* **GOAL**
Comb through the entries for "agreement" and pull out each line that holds it.

* **TASK INPUTS**
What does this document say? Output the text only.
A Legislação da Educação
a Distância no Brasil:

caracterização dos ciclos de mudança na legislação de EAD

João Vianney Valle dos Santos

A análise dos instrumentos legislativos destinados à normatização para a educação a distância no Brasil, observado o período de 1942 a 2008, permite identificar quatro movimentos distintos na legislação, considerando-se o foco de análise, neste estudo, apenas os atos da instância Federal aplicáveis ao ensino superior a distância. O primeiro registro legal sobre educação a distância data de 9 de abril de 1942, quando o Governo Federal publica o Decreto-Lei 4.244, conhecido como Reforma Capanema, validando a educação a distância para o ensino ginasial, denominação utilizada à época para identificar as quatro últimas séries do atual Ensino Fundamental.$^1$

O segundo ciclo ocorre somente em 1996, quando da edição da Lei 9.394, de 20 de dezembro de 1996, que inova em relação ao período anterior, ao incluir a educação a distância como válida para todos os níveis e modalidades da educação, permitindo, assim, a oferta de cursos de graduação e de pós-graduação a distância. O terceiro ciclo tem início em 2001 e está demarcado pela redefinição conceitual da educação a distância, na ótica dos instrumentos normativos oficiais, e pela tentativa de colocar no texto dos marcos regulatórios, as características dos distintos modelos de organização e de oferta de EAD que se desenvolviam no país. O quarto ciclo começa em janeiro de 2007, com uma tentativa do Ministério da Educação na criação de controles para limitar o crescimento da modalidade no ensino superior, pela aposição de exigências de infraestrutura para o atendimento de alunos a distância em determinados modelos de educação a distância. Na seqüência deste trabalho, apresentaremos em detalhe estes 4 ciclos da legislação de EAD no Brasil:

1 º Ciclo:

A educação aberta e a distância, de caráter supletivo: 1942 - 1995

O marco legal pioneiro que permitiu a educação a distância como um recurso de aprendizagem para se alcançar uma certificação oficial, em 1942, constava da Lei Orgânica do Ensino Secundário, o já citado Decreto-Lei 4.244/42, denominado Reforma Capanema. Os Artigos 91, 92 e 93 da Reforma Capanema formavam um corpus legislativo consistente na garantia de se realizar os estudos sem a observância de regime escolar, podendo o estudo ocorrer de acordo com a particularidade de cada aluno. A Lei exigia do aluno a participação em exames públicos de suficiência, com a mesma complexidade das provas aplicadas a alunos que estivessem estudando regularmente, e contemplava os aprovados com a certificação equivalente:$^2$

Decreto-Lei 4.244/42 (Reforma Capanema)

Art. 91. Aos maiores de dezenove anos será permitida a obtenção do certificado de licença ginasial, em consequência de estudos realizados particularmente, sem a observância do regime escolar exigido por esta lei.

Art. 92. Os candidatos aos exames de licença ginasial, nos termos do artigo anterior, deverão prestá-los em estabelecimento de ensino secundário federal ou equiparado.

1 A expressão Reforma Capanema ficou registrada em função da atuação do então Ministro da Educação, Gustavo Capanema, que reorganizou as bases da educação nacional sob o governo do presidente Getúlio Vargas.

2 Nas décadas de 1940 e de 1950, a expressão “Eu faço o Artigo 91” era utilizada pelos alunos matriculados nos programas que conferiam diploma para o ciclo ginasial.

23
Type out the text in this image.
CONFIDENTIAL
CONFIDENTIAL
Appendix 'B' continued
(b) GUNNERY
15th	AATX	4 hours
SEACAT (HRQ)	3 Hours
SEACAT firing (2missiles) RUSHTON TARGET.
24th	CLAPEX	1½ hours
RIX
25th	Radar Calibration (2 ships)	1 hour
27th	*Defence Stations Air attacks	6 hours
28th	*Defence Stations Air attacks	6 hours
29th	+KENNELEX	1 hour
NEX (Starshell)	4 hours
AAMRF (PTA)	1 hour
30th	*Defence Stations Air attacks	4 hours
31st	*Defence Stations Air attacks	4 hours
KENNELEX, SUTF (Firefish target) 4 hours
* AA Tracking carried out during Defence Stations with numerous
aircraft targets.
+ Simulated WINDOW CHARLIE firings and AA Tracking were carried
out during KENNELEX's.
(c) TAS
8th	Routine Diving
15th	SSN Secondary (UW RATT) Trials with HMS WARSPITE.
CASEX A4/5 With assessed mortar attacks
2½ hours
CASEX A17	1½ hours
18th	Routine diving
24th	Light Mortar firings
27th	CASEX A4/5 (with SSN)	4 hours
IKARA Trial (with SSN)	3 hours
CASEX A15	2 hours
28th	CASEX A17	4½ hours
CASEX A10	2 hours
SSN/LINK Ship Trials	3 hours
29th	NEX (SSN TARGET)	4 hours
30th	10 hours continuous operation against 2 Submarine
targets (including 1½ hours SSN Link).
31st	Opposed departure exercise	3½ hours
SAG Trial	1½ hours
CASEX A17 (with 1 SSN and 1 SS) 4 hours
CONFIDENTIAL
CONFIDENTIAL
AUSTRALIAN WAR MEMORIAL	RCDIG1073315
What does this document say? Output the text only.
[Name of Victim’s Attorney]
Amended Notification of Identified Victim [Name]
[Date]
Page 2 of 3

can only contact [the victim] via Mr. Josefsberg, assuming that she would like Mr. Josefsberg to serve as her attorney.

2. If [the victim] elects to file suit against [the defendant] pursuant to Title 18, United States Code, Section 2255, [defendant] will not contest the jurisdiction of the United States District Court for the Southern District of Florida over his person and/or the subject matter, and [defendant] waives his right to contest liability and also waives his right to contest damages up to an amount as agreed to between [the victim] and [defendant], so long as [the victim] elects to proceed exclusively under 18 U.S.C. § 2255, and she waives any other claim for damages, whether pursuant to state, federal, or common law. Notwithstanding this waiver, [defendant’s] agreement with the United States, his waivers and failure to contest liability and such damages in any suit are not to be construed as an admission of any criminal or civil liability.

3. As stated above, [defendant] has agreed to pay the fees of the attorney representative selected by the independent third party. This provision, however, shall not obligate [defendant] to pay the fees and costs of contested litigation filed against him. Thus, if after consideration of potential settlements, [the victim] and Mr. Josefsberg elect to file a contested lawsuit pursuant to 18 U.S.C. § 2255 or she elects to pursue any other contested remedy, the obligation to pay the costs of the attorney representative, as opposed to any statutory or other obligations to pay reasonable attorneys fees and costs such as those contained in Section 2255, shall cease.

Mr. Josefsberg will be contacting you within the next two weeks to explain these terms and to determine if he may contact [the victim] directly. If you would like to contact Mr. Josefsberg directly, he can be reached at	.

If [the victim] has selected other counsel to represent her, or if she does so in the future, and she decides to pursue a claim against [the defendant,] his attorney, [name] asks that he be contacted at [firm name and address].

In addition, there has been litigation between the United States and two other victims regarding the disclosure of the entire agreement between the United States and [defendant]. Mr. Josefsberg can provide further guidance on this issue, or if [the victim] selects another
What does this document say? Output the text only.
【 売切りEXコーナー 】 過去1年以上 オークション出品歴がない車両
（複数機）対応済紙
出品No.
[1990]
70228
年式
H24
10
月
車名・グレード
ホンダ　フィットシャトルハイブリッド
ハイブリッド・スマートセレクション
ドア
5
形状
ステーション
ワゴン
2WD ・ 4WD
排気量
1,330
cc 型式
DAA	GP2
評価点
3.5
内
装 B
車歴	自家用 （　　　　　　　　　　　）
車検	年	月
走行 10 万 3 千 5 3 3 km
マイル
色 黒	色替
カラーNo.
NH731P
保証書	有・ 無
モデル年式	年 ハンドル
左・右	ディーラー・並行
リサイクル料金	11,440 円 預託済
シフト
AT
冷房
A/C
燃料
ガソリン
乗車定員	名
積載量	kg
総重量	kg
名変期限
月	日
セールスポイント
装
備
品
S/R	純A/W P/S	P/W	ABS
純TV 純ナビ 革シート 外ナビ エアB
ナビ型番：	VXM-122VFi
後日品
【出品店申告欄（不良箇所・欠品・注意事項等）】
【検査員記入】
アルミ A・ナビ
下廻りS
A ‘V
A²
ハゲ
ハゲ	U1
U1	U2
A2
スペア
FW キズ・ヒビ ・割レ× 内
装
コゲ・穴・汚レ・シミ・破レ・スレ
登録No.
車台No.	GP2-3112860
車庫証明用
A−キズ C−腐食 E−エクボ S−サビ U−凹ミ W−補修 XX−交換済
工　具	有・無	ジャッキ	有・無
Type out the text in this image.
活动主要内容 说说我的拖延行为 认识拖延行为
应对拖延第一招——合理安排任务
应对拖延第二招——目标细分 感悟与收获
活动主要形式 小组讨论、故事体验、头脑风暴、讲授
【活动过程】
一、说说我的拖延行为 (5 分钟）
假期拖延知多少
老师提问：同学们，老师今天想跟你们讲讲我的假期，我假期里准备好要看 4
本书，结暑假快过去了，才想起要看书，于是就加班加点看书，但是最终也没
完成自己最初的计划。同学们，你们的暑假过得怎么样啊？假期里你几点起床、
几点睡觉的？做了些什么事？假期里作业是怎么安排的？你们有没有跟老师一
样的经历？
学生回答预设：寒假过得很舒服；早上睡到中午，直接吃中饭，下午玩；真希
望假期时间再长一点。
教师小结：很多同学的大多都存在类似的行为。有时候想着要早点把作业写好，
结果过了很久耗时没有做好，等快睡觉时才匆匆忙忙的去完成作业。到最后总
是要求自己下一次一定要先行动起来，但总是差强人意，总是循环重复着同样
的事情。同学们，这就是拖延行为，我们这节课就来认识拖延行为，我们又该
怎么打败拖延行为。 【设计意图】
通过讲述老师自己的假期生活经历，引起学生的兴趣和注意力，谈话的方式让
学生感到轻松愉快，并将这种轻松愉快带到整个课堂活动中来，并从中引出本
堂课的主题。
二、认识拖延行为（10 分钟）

* **SOLUTION TO THE PROBLEM**
2. If [the victim] elects to file suit against [the defendant] pursuant to Title 18, United States Code, Section 2255, [defendant] will not contest the jurisdiction of the United States District Court for the Southern District of Florida over his person and/or the subject matter, and [defendant] waives his right to contest liability and also waives his right to contest damages up to an amount as agreed to between [the victim] and [defendant], so long as [the victim] elects to proceed exclusively under 18 U.S.C. § 2255, and she waives any other claim for damages, whether pursuant to state, federal, or common law. Notwithstanding this waiver, [defendant’s] agreement with the United States, his waivers and failure to contest liability and such damages in any suit are not to be construed as an admission of any criminal or civil liability.
In addition, there has been litigation between the United States and two other victims regarding the disclosure of the entire agreement between the United States and [defendant]. Mr. Josefsberg can provide further guidance on this issue, or if [the victim] selects another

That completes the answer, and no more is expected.